Given passage:
::::::::
The Triple Crown in professional snooker refers to the sport's three longest-running and most prestigious tournaments: the World Snooker Championship (first held in 1927 and staged as a knockout tournament continuously since 1969), the invitational Masters (held annually since 1975), and the UK Championship (held annually since 1977). Players who win all three tournaments over the course of their careers are said to have won the Triple Crown. In January 2020, these tournaments were formally named the Triple Crown Series, with any player who has won all three gaining the right to wear an embroidered crown on their waistcoat reflecting their achievement. 

As of 2023, eleven players have won a career Triple Crown: Steve Davis, Terry Griffiths, Stephen Hendry, Alex Higgins, John Higgins, Shaun Murphy, Ronnie O'Sullivan, Neil Robertson, Mark Selby, Judd Trump, and Mark Williams. O'Sullivan has won the most Triple Crown titles, with 21, while Hendry has won 18 and Davis 15. 

Only Davis, Hendry, and Williams have won all three Triple Crown events in a single season, with Hendry being the only player to accomplish this feat twice.
::::::::
Directive 1: In the snooker passage, which player has won the most Triple Crown titles, and how many?
Directive 2: Reproduce verbatim the lines of the records from the line with "dvdfab-app-window: DVDFab 13.0.2.9" to the line with "sidebar-item-completed[interactable]: 已完成 (0)", including both of those lines.
The snooker passage and the records are separate, unrelated materials.

Layout element annotations:
::::::::
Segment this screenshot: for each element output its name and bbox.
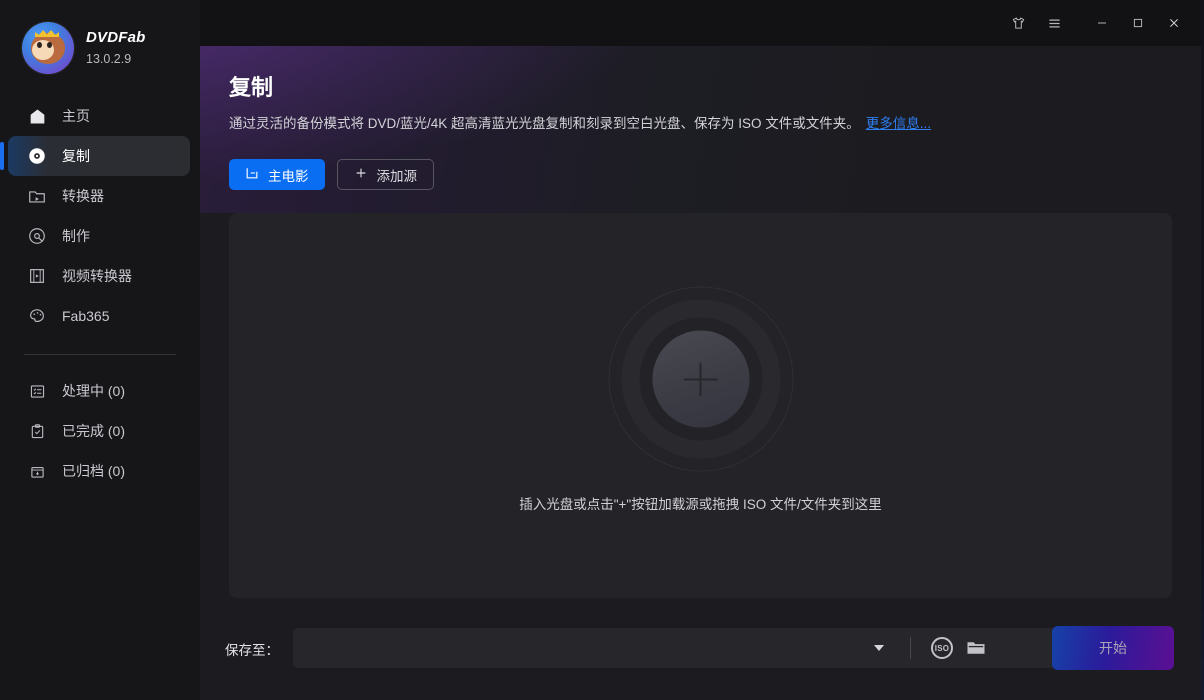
dvdfab-app-window: DVDFab 13.0.2.9 主页 复制 转换器 制作 视频转换器 Fab36… [0,0,1201,700]
title-bar [200,0,1201,46]
tool-divider [910,637,911,659]
bottom-bar: 保存至： ISO 开始 [200,598,1201,700]
sidebar-item-label: 复制 [62,148,90,164]
page-title: 复制 [229,75,274,100]
page-description: 通过灵活的备份模式将 DVD/蓝光/4K 超高清蓝光光盘复制和刻录到空白光盘、保… [229,112,931,132]
sidebar-item-label: 转换器 [62,188,104,204]
sidebar-item-ripper[interactable]: 转换器 [0,176,190,216]
film-strip-icon [26,265,48,287]
home-icon [26,105,48,127]
palette-icon [26,305,48,327]
sidebar-item-label: 处理中 (0) [62,383,125,399]
save-to-label: 保存至： [225,643,279,658]
primary-nav: 主页 复制 转换器 制作 视频转换器 Fab365 处理中 (0) 已完成 (0… [0,96,200,491]
main-movie-icon [245,166,259,183]
skin-icon[interactable] [1000,7,1036,39]
iso-output-icon[interactable]: ISO [925,628,959,668]
iso-badge-label: ISO [931,637,953,659]
sidebar-item-processing[interactable]: 处理中 (0) [0,371,190,411]
save-path-tools: ISO [858,628,1056,668]
disc-copy-icon [26,145,48,167]
dropzone-hint: 插入光盘或点击"+"按钮加载源或拖拽 ISO 文件/文件夹到这里 [519,497,882,512]
main-movie-button[interactable]: 主电影 [229,159,325,190]
dvdfab-logo-icon [22,22,74,74]
main-pane: 复制 通过灵活的备份模式将 DVD/蓝光/4K 超高清蓝光光盘复制和刻录到空白光… [200,0,1201,700]
brand-name: DVDFab [86,29,146,46]
add-source-button[interactable]: 添加源 [336,159,434,190]
plus-icon [354,166,368,183]
sidebar-item-video-converter[interactable]: 视频转换器 [0,256,190,296]
sidebar-item-archived[interactable]: 已归档 (0) [0,451,190,491]
minimize-icon[interactable] [1084,7,1120,39]
more-info-link[interactable]: 更多信息... [866,116,931,131]
brand-header: DVDFab 13.0.2.9 [0,0,200,74]
menu-icon[interactable] [1036,7,1072,39]
mode-toolbar: 主电影 添加源 [229,159,434,190]
app-version: 13.0.2.9 [86,52,132,66]
processing-list-icon [26,380,48,402]
folder-icon[interactable] [959,628,993,668]
main-movie-label: 主电影 [268,168,309,184]
sidebar-item-completed[interactable]: 已完成 (0) [0,411,190,451]
save-path-input[interactable] [293,628,858,668]
disc-placeholder-graphic[interactable] [608,286,793,472]
sidebar-item-label: 制作 [62,228,90,244]
sidebar: DVDFab 13.0.2.9 主页 复制 转换器 制作 视频转换器 Fab36… [0,0,200,700]
sidebar-item-creator[interactable]: 制作 [0,216,190,256]
sidebar-item-label: Fab365 [62,308,110,324]
page-description-text: 通过灵活的备份模式将 DVD/蓝光/4K 超高清蓝光光盘复制和刻录到空白光盘、保… [229,116,860,131]
close-icon[interactable] [1156,7,1192,39]
chevron-down-icon[interactable] [858,628,900,668]
clipboard-check-icon [26,420,48,442]
start-button-label: 开始 [1099,640,1127,656]
sidebar-divider [24,354,176,355]
sidebar-item-label: 主页 [62,108,90,124]
start-button[interactable]: 开始 [1052,626,1174,670]
ripper-icon [26,185,48,207]
hero-section: 复制 通过灵活的备份模式将 DVD/蓝光/4K 超高清蓝光光盘复制和刻录到空白光… [200,46,1201,213]
archive-box-icon [26,460,48,482]
add-source-disc-button[interactable] [652,330,749,428]
maximize-icon[interactable] [1120,7,1156,39]
sidebar-item-copy[interactable]: 复制 [0,136,190,176]
creator-disc-icon [26,225,48,247]
sidebar-item-label: 视频转换器 [62,268,132,284]
sidebar-item-fab365[interactable]: Fab365 [0,296,190,336]
sidebar-item-label: 已完成 (0) [62,423,125,439]
sidebar-item-home[interactable]: 主页 [0,96,190,136]
add-source-label: 添加源 [376,168,418,184]
source-dropzone[interactable]: 插入光盘或点击"+"按钮加载源或拖拽 ISO 文件/文件夹到这里 [229,213,1172,598]
plus-icon-vertical [699,362,702,396]
sidebar-item-label: 已归档 (0) [62,463,125,479]
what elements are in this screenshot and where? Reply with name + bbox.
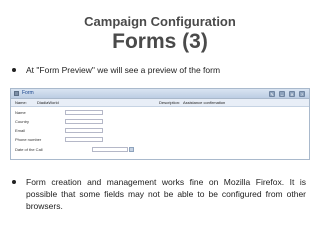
form-titlebar: Form ✎ ↔ ✕ ? [11, 89, 309, 99]
form-window-icon [14, 91, 19, 96]
bullet-dot-icon [12, 180, 16, 184]
form-preview-window: Form ✎ ↔ ✕ ? Name: DiadiaWorld Descripti… [10, 88, 310, 160]
field-label-email: Email [15, 128, 26, 133]
bullet-dot-icon [12, 68, 16, 72]
bullet-item-1: At "Form Preview" we will see a preview … [12, 64, 302, 78]
slide-heading: Campaign Configuration [84, 14, 236, 29]
form-toolbar: Name: DiadiaWorld Description: Assistanc… [11, 99, 309, 107]
form-body: Name Country Email Phone number Date of … [11, 107, 309, 159]
slide-title: Forms (3) [112, 30, 208, 53]
field-label-country: Country [15, 119, 30, 124]
move-icon[interactable]: ↔ [279, 90, 285, 97]
field-label-phone: Phone number [15, 137, 42, 142]
toolbar-description-value: Assistance confirmation [183, 100, 226, 105]
phone-number-input[interactable] [65, 137, 103, 142]
date-of-call-input[interactable] [92, 147, 128, 152]
field-label-name: Name [15, 110, 26, 115]
bullet-item-2: Form creation and management works fine … [12, 176, 308, 216]
bullet-text: Form creation and management works fine … [26, 177, 306, 211]
toolbar-name-label: Name: [15, 100, 27, 105]
field-label-date-of-call: Date of the Call [15, 147, 43, 152]
help-icon[interactable]: ? [299, 90, 305, 97]
form-window-title: Form [22, 90, 34, 96]
edit-icon[interactable]: ✎ [269, 90, 275, 97]
toolbar-description-label: Description: [159, 100, 181, 105]
close-icon[interactable]: ✕ [289, 90, 295, 97]
name-input[interactable] [65, 110, 103, 115]
country-input[interactable] [65, 119, 103, 124]
calendar-icon[interactable] [129, 147, 134, 152]
bullet-text: At "Form Preview" we will see a preview … [26, 65, 221, 75]
toolbar-name-value: DiadiaWorld [37, 100, 59, 105]
email-input[interactable] [65, 128, 103, 133]
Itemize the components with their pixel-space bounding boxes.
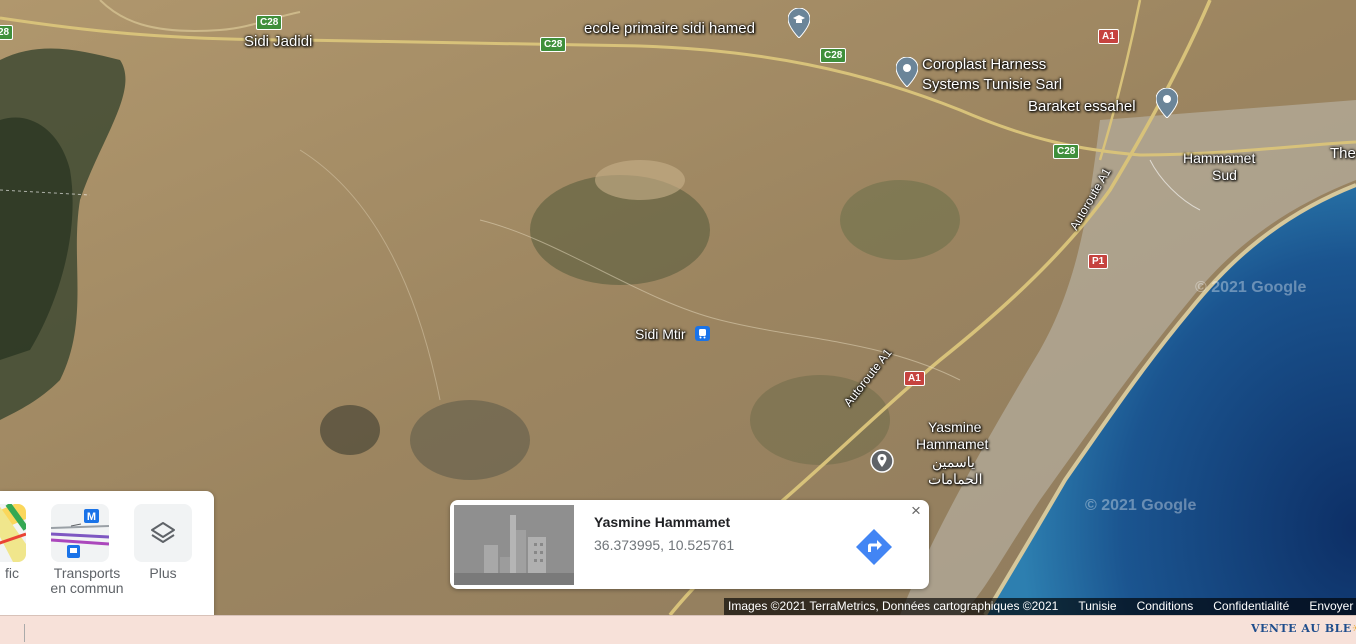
::::::::
Solution 1: Ronnie O'Sullivan has won the most, with 21 Triple Crown titles.

Solution 2:
dvdfab-app-window: DVDFab 13.0.2.9 主页 复制 转换器 制作 视频转换器 Fab36… [0,0,1201,700]
title-bar [200,0,1201,46]
tool-divider [910,637,911,659]
bottom-bar: 保存至： ISO 开始 [200,598,1201,700]
sidebar-item-label: 复制 [62,148,90,164]
page-title: 复制 [229,75,274,100]
page-description: 通过灵活的备份模式将 DVD/蓝光/4K 超高清蓝光光盘复制和刻录到空白光盘、保… [229,112,931,132]
sidebar-item-label: 转换器 [62,188,104,204]
sidebar-item-ripper[interactable]: 转换器 [0,176,190,216]
film-strip-icon [26,265,48,287]
home-icon [26,105,48,127]
palette-icon [26,305,48,327]
sidebar-item-label: 处理中 (0) [62,383,125,399]
save-to-label: 保存至： [225,643,279,658]
primary-nav: 主页 复制 转换器 制作 视频转换器 Fab365 处理中 (0) 已完成 (0… [0,96,200,491]
main-movie-icon [245,166,259,183]
skin-icon[interactable] [1000,7,1036,39]
iso-output-icon[interactable]: ISO [925,628,959,668]
iso-badge-label: ISO [931,637,953,659]
sidebar-item-processing[interactable]: 处理中 (0) [0,371,190,411]
save-path-tools: ISO [858,628,1056,668]
disc-copy-icon [26,145,48,167]
dropzone-hint: 插入光盘或点击"+"按钮加载源或拖拽 ISO 文件/文件夹到这里 [519,497,882,512]
main-movie-button[interactable]: 主电影 [229,159,325,190]
dvdfab-logo-icon [22,22,74,74]
main-pane: 复制 通过灵活的备份模式将 DVD/蓝光/4K 超高清蓝光光盘复制和刻录到空白光… [200,0,1201,700]
brand-name: DVDFab [86,29,146,46]
add-source-button[interactable]: 添加源 [336,159,434,190]
plus-icon [354,166,368,183]
sidebar-item-video-converter[interactable]: 视频转换器 [0,256,190,296]
sidebar-item-archived[interactable]: 已归档 (0) [0,451,190,491]
minimize-icon[interactable] [1084,7,1120,39]
more-info-link[interactable]: 更多信息... [866,116,931,131]
brand-header: DVDFab 13.0.2.9 [0,0,200,74]
menu-icon[interactable] [1036,7,1072,39]
mode-toolbar: 主电影 添加源 [229,159,434,190]
app-version: 13.0.2.9 [86,52,132,66]
processing-list-icon [26,380,48,402]
folder-icon[interactable] [959,628,993,668]
main-movie-label: 主电影 [268,168,309,184]
sidebar-item-completed[interactable]: 已完成 (0) [0,411,190,451]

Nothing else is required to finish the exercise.